SET PROBLEM
Can you write out all of the material below, word for word?

Stored items from a collection

┌────────

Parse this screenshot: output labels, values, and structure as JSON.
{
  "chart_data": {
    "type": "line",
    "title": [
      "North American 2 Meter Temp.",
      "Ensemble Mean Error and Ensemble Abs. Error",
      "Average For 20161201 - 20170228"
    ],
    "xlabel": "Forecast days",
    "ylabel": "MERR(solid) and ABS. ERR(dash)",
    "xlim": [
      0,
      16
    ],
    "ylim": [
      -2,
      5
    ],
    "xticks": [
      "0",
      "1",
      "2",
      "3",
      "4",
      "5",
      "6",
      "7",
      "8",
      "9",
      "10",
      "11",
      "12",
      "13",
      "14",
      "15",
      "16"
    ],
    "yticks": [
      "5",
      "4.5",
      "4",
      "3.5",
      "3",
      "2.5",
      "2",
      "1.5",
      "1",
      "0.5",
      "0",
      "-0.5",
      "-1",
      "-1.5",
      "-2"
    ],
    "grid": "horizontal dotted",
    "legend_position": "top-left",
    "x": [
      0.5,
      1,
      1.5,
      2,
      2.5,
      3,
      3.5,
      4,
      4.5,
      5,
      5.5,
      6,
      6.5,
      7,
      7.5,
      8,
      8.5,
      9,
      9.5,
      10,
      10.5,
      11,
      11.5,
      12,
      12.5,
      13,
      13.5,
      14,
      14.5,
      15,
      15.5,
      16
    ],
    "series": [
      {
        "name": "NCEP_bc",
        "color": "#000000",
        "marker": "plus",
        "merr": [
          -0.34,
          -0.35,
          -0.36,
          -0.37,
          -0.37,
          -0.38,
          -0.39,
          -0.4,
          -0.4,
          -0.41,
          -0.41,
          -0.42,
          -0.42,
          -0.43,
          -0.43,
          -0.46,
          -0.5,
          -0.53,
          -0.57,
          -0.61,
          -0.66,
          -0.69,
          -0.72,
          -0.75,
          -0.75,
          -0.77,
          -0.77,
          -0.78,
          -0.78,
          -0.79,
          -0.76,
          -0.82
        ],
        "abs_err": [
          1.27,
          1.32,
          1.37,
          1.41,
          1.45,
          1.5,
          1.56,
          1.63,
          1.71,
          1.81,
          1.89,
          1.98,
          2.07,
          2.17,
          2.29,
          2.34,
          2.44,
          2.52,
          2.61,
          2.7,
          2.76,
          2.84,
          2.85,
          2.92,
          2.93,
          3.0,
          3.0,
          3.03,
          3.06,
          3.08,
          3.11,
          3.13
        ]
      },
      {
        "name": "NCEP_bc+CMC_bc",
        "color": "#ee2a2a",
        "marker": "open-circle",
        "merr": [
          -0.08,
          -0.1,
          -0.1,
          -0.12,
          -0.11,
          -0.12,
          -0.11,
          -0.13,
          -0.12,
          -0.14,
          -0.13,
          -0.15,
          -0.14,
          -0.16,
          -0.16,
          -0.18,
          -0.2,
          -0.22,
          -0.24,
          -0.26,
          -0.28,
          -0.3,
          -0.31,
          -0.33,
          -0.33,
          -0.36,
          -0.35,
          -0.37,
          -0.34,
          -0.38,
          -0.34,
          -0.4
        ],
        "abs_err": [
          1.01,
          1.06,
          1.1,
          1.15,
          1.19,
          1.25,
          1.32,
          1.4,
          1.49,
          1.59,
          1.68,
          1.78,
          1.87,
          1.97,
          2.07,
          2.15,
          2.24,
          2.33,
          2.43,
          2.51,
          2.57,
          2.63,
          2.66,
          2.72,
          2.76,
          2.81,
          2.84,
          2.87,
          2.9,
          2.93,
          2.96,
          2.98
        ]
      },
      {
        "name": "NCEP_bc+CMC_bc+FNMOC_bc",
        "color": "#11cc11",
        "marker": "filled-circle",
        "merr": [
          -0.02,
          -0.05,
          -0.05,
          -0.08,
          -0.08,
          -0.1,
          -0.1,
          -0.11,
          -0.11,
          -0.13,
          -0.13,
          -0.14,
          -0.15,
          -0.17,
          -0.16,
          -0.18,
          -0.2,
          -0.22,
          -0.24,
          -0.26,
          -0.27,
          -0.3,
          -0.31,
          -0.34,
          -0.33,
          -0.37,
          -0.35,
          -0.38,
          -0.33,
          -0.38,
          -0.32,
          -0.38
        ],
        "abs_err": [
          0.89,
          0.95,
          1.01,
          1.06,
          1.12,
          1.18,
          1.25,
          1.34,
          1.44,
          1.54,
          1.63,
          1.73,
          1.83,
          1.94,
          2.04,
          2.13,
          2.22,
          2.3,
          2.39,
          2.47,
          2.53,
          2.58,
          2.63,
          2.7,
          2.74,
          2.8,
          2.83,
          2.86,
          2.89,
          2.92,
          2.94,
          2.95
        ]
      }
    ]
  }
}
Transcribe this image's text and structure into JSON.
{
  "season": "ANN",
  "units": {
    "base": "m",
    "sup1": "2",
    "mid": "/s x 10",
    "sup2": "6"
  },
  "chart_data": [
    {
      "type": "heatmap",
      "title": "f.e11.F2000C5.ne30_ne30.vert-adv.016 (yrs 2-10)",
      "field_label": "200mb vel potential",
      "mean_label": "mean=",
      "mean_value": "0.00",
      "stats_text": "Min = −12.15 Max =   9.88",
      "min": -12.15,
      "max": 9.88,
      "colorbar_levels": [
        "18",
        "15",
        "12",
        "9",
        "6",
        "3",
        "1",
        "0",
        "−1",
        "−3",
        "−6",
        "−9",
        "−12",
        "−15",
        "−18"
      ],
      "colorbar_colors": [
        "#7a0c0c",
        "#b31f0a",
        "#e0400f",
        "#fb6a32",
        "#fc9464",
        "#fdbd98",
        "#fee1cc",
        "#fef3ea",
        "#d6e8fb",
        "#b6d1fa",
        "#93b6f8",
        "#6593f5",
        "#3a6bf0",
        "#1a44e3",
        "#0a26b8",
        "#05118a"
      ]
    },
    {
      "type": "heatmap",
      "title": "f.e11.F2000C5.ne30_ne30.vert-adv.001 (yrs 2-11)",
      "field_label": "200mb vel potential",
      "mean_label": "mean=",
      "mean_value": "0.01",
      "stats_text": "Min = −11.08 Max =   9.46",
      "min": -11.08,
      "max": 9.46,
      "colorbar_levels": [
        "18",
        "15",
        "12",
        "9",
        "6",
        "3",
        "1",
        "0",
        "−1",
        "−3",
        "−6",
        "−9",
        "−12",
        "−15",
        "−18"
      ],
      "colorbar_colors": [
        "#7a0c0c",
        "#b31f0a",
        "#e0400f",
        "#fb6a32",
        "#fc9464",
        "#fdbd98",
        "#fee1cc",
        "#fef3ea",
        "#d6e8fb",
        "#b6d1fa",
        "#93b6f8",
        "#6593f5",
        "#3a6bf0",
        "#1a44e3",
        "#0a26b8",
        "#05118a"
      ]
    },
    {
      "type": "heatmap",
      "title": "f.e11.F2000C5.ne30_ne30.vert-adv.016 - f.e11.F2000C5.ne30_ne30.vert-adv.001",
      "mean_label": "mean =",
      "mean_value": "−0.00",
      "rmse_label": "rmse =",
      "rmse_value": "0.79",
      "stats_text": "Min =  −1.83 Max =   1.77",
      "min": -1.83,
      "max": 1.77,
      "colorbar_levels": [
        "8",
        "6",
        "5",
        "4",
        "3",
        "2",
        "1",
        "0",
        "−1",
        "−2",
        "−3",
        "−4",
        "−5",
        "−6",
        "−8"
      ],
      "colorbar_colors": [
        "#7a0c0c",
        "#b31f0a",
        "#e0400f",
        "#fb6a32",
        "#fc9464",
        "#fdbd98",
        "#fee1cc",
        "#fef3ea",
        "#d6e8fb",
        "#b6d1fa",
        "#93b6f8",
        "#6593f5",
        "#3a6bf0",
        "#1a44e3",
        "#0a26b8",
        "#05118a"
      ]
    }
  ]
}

└────────

SOLUTION FOR THIS TASK
Parse this screenshot: output labels, values, and structure as JSON.
{
  "chart_data": {
    "type": "line",
    "title": [
      "North American 2 Meter Temp.",
      "Ensemble Mean Error and Ensemble Abs. Error",
      "Average For 20161201 - 20170228"
    ],
    "xlabel": "Forecast days",
    "ylabel": "MERR(solid) and ABS. ERR(dash)",
    "xlim": [
      0,
      16
    ],
    "ylim": [
      -2,
      5
    ],
    "xticks": [
      "0",
      "1",
      "2",
      "3",
      "4",
      "5",
      "6",
      "7",
      "8",
      "9",
      "10",
      "11",
      "12",
      "13",
      "14",
      "15",
      "16"
    ],
    "yticks": [
      "5",
      "4.5",
      "4",
      "3.5",
      "3",
      "2.5",
      "2",
      "1.5",
      "1",
      "0.5",
      "0",
      "-0.5",
      "-1",
      "-1.5",
      "-2"
    ],
    "grid": "horizontal dotted",
    "legend_position": "top-left",
    "x": [
      0.5,
      1,
      1.5,
      2,
      2.5,
      3,
      3.5,
      4,
      4.5,
      5,
      5.5,
      6,
      6.5,
      7,
      7.5,
      8,
      8.5,
      9,
      9.5,
      10,
      10.5,
      11,
      11.5,
      12,
      12.5,
      13,
      13.5,
      14,
      14.5,
      15,
      15.5,
      16
    ],
    "series": [
      {
        "name": "NCEP_bc",
        "color": "#000000",
        "marker": "plus",
        "merr": [
          -0.34,
          -0.35,
          -0.36,
          -0.37,
          -0.37,
          -0.38,
          -0.39,
          -0.4,
          -0.4,
          -0.41,
          -0.41,
          -0.42,
          -0.42,
          -0.43,
          -0.43,
          -0.46,
          -0.5,
          -0.53,
          -0.57,
          -0.61,
          -0.66,
          -0.69,
          -0.72,
          -0.75,
          -0.75,
          -0.77,
          -0.77,
          -0.78,
          -0.78,
          -0.79,
          -0.76,
          -0.82
        ],
        "abs_err": [
          1.27,
          1.32,
          1.37,
          1.41,
          1.45,
          1.5,
          1.56,
          1.63,
          1.71,
          1.81,
          1.89,
          1.98,
          2.07,
          2.17,
          2.29,
          2.34,
          2.44,
          2.52,
          2.61,
          2.7,
          2.76,
          2.84,
          2.85,
          2.92,
          2.93,
          3.0,
          3.0,
          3.03,
          3.06,
          3.08,
          3.11,
          3.13
        ]
      },
      {
        "name": "NCEP_bc+CMC_bc",
        "color": "#ee2a2a",
        "marker": "open-circle",
        "merr": [
          -0.08,
          -0.1,
          -0.1,
          -0.12,
          -0.11,
          -0.12,
          -0.11,
          -0.13,
          -0.12,
          -0.14,
          -0.13,
          -0.15,
          -0.14,
          -0.16,
          -0.16,
          -0.18,
          -0.2,
          -0.22,
          -0.24,
          -0.26,
          -0.28,
          -0.3,
          -0.31,
          -0.33,
          -0.33,
          -0.36,
          -0.35,
          -0.37,
          -0.34,
          -0.38,
          -0.34,
          -0.4
        ],
        "abs_err": [
          1.01,
          1.06,
          1.1,
          1.15,
          1.19,
          1.25,
          1.32,
          1.4,
          1.49,
          1.59,
          1.68,
          1.78,
          1.87,
          1.97,
          2.07,
          2.15,
          2.24,
          2.33,
          2.43,
          2.51,
          2.57,
          2.63,
          2.66,
          2.72,
          2.76,
          2.81,
          2.84,
          2.87,
          2.9,
          2.93,
          2.96,
          2.98
        ]
      },
      {
        "name": "NCEP_bc+CMC_bc+FNMOC_bc",
        "color": "#11cc11",
        "marker": "filled-circle",
        "merr": [
          -0.02,
          -0.05,
          -0.05,
          -0.08,
          -0.08,
          -0.1,
          -0.1,
          -0.11,
          -0.11,
          -0.13,
          -0.13,
          -0.14,
          -0.15,
          -0.17,
          -0.16,
          -0.18,
          -0.2,
          -0.22,
          -0.24,
          -0.26,
          -0.27,
          -0.3,
          -0.31,
          -0.34,
          -0.33,
          -0.37,
          -0.35,
          -0.38,
          -0.33,
          -0.38,
          -0.32,
          -0.38
        ],
        "abs_err": [
          0.89,
          0.95,
          1.01,
          1.06,
          1.12,
          1.18,
          1.25,
          1.34,
          1.44,
          1.54,
          1.63,
          1.73,
          1.83,
          1.94,
          2.04,
          2.13,
          2.22,
          2.3,
          2.39,
          2.47,
          2.53,
          2.58,
          2.63,
          2.7,
          2.74,
          2.8,
          2.83,
          2.86,
          2.89,
          2.92,
          2.94,
          2.95
        ]
      }
    ]
  }
}
Transcribe this image's text and structure into JSON.
{
  "season": "ANN",
  "units": {
    "base": "m",
    "sup1": "2",
    "mid": "/s x 10",
    "sup2": "6"
  },
  "chart_data": [
    {
      "type": "heatmap",
      "title": "f.e11.F2000C5.ne30_ne30.vert-adv.016 (yrs 2-10)",
      "field_label": "200mb vel potential",
      "mean_label": "mean=",
      "mean_value": "0.00",
      "stats_text": "Min = −12.15 Max =   9.88",
      "min": -12.15,
      "max": 9.88,
      "colorbar_levels": [
        "18",
        "15",
        "12",
        "9",
        "6",
        "3",
        "1",
        "0",
        "−1",
        "−3",
        "−6",
        "−9",
        "−12",
        "−15",
        "−18"
      ],
      "colorbar_colors": [
        "#7a0c0c",
        "#b31f0a",
        "#e0400f",
        "#fb6a32",
        "#fc9464",
        "#fdbd98",
        "#fee1cc",
        "#fef3ea",
        "#d6e8fb",
        "#b6d1fa",
        "#93b6f8",
        "#6593f5",
        "#3a6bf0",
        "#1a44e3",
        "#0a26b8",
        "#05118a"
      ]
    },
    {
      "type": "heatmap",
      "title": "f.e11.F2000C5.ne30_ne30.vert-adv.001 (yrs 2-11)",
      "field_label": "200mb vel potential",
      "mean_label": "mean=",
      "mean_value": "0.01",
      "stats_text": "Min = −11.08 Max =   9.46",
      "min": -11.08,
      "max": 9.46,
      "colorbar_levels": [
        "18",
        "15",
        "12",
        "9",
        "6",
        "3",
        "1",
        "0",
        "−1",
        "−3",
        "−6",
        "−9",
        "−12",
        "−15",
        "−18"
      ],
      "colorbar_colors": [
        "#7a0c0c",
        "#b31f0a",
        "#e0400f",
        "#fb6a32",
        "#fc9464",
        "#fdbd98",
        "#fee1cc",
        "#fef3ea",
        "#d6e8fb",
        "#b6d1fa",
        "#93b6f8",
        "#6593f5",
        "#3a6bf0",
        "#1a44e3",
        "#0a26b8",
        "#05118a"
      ]
    },
    {
      "type": "heatmap",
      "title": "f.e11.F2000C5.ne30_ne30.vert-adv.016 - f.e11.F2000C5.ne30_ne30.vert-adv.001",
      "mean_label": "mean =",
      "mean_value": "−0.00",
      "rmse_label": "rmse =",
      "rmse_value": "0.79",
      "stats_text": "Min =  −1.83 Max =   1.77",
      "min": -1.83,
      "max": 1.77,
      "colorbar_levels": [
        "8",
        "6",
        "5",
        "4",
        "3",
        "2",
        "1",
        "0",
        "−1",
        "−2",
        "−3",
        "−4",
        "−5",
        "−6",
        "−8"
      ],
      "colorbar_colors": [
        "#7a0c0c",
        "#b31f0a",
        "#e0400f",
        "#fb6a32",
        "#fc9464",
        "#fdbd98",
        "#fee1cc",
        "#fef3ea",
        "#d6e8fb",
        "#b6d1fa",
        "#93b6f8",
        "#6593f5",
        "#3a6bf0",
        "#1a44e3",
        "#0a26b8",
        "#05118a"
      ]
    }
  ]
}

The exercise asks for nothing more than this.